Task brief. Collect every line of the records below that contains the word "empty".

Source data.
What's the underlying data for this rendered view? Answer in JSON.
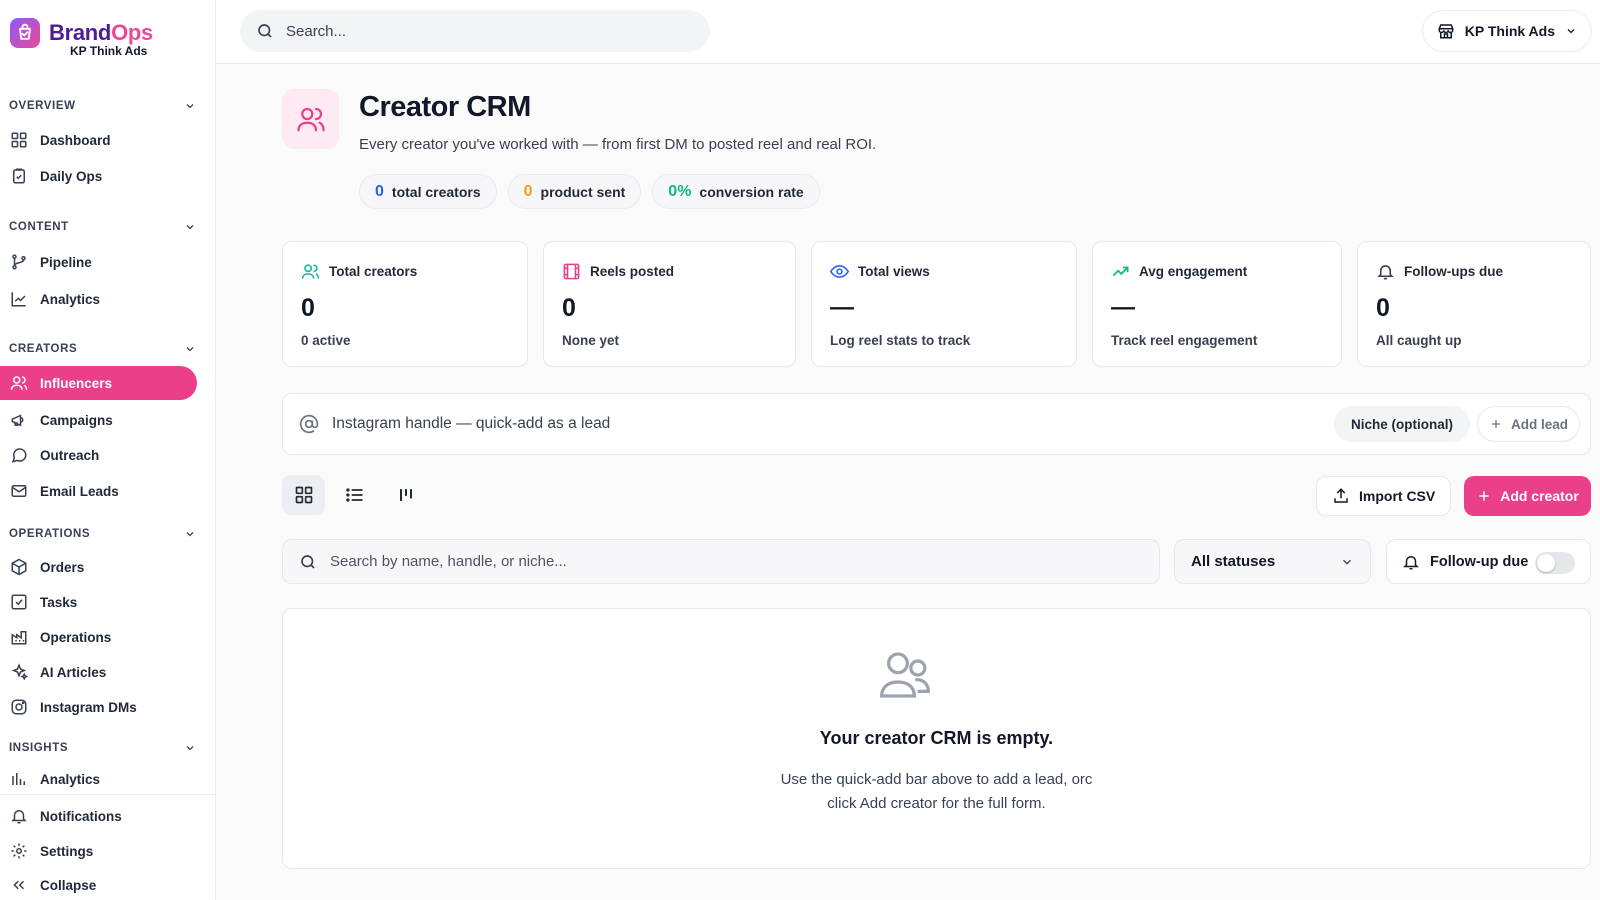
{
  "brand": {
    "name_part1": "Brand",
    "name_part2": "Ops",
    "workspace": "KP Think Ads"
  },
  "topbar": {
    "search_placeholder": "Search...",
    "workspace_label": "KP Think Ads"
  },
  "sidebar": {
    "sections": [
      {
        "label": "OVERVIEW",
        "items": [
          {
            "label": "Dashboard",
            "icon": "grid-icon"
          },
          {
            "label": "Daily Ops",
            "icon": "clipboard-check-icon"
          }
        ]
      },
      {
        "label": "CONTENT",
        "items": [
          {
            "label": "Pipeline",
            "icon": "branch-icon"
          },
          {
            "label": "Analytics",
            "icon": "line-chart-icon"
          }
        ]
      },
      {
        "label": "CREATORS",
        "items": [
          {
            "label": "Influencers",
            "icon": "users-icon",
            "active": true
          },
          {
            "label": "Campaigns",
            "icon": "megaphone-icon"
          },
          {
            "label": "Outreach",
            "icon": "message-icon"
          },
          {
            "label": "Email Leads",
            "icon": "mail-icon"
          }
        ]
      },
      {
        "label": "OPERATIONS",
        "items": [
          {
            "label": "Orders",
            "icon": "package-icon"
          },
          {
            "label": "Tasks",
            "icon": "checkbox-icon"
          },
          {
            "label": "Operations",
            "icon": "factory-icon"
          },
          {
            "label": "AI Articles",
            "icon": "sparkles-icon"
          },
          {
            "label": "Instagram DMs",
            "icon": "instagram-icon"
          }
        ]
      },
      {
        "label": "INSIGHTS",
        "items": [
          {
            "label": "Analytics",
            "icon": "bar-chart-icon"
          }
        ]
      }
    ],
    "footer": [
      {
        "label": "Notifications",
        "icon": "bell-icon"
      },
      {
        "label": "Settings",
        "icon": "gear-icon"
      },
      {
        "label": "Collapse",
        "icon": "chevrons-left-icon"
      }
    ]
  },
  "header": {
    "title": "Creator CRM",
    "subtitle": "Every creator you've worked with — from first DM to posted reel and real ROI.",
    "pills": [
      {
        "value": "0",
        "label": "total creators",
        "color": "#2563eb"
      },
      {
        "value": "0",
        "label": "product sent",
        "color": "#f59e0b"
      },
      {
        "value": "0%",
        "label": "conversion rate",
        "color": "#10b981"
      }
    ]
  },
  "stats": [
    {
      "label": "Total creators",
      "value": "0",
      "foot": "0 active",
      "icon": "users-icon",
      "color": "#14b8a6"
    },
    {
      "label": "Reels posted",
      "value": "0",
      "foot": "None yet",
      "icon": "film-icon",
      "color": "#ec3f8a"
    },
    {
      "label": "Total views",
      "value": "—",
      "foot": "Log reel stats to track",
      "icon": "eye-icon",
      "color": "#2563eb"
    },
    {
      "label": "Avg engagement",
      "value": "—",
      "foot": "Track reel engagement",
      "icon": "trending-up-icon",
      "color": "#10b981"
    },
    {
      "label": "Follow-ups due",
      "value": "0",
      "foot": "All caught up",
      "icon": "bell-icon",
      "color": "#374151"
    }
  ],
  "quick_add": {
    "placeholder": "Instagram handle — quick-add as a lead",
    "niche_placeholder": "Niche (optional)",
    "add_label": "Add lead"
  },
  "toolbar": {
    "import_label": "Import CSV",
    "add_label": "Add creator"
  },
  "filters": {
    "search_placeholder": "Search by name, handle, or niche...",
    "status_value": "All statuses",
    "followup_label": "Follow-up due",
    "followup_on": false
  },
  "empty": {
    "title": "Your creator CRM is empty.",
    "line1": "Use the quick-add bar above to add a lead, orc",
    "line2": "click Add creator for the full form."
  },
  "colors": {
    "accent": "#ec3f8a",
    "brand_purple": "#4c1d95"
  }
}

Response to this task.
  "empty": {
    "title": "Your creator CRM is empty.",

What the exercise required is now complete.